### EXERCISE DESCRIPTION
The entries below are to be repeated exactly as they stand.

start RECORDS FOR THE TASK

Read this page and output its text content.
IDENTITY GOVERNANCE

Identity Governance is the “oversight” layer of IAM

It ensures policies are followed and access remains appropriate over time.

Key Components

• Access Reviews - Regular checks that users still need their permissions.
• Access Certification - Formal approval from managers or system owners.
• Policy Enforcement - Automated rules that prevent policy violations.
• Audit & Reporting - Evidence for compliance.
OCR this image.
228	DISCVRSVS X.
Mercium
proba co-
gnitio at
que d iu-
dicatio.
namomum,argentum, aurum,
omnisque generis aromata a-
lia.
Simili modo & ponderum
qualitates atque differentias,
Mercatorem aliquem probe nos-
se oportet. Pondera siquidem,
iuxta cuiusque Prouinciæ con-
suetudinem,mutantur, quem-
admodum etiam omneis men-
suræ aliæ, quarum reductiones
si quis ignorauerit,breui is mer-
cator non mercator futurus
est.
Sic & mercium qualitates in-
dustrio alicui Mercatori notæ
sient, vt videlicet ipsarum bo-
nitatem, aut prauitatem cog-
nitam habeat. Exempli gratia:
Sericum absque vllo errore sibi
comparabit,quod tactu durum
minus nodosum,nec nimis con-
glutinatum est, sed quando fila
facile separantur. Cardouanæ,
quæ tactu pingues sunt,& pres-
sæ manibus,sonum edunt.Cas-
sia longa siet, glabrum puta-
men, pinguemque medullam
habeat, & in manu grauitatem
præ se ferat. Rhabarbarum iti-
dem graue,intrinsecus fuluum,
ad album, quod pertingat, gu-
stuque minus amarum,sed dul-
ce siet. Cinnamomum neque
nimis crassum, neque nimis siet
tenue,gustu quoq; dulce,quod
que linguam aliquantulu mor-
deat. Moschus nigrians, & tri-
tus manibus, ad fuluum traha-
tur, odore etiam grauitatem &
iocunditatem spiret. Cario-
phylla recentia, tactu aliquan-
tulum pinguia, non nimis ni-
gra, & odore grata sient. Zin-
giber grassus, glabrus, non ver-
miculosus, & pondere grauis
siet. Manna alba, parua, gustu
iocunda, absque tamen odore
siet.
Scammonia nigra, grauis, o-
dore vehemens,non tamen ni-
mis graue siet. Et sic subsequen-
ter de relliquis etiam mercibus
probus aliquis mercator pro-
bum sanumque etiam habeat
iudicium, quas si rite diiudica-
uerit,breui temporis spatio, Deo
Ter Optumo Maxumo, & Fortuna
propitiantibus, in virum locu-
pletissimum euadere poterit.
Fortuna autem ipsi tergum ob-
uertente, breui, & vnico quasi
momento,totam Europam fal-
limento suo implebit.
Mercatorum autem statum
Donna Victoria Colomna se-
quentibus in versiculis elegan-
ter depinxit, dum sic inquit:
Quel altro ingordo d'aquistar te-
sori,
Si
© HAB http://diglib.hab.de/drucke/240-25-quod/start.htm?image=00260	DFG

end RECORDS FOR THE TASK

### EXERCISE SOLUTION
Read this page and output its text content.
IDENTITY GOVERNANCE

Identity Governance is the “oversight” layer of IAM

It ensures policies are followed and access remains appropriate over time.

Key Components

• Access Reviews - Regular checks that users still need their permissions.
• Access Certification - Formal approval from managers or system owners.
• Policy Enforcement - Automated rules that prevent policy violations.
• Audit & Reporting - Evidence for compliance.
OCR this image.
228	DISCVRSVS X.
Mercium
proba co-
gnitio at
que d iu-
dicatio.
namomum,argentum, aurum,
omnisque generis aromata a-
lia.
Simili modo & ponderum
qualitates atque differentias,
Mercatorem aliquem probe nos-
se oportet. Pondera siquidem,
iuxta cuiusque Prouinciæ con-
suetudinem,mutantur, quem-
admodum etiam omneis men-
suræ aliæ, quarum reductiones
si quis ignorauerit,breui is mer-
cator non mercator futurus
est.
Sic & mercium qualitates in-
dustrio alicui Mercatori notæ
sient, vt videlicet ipsarum bo-
nitatem, aut prauitatem cog-
nitam habeat. Exempli gratia:
Sericum absque vllo errore sibi
comparabit,quod tactu durum
minus nodosum,nec nimis con-
glutinatum est, sed quando fila
facile separantur. Cardouanæ,
quæ tactu pingues sunt,& pres-
sæ manibus,sonum edunt.Cas-
sia longa siet, glabrum puta-
men, pinguemque medullam
habeat, & in manu grauitatem
præ se ferat. Rhabarbarum iti-
dem graue,intrinsecus fuluum,
ad album, quod pertingat, gu-
stuque minus amarum,sed dul-
ce siet. Cinnamomum neque
nimis crassum, neque nimis siet
tenue,gustu quoq; dulce,quod
que linguam aliquantulu mor-
deat. Moschus nigrians, & tri-
tus manibus, ad fuluum traha-
tur, odore etiam grauitatem &
iocunditatem spiret. Cario-
phylla recentia, tactu aliquan-
tulum pinguia, non nimis ni-
gra, & odore grata sient. Zin-
giber grassus, glabrus, non ver-
miculosus, & pondere grauis
siet. Manna alba, parua, gustu
iocunda, absque tamen odore
siet.
Scammonia nigra, grauis, o-
dore vehemens,non tamen ni-
mis graue siet. Et sic subsequen-
ter de relliquis etiam mercibus
probus aliquis mercator pro-
bum sanumque etiam habeat
iudicium, quas si rite diiudica-
uerit,breui temporis spatio, Deo
Ter Optumo Maxumo, & Fortuna
propitiantibus, in virum locu-
pletissimum euadere poterit.
Fortuna autem ipsi tergum ob-
uertente, breui, & vnico quasi
momento,totam Europam fal-
limento suo implebit.
Mercatorum autem statum
Donna Victoria Colomna se-
quentibus in versiculis elegan-
ter depinxit, dum sic inquit:
Quel altro ingordo d'aquistar te-
sori,
Si
© HAB http://diglib.hab.de/drucke/240-25-quod/start.htm?image=00260	DFG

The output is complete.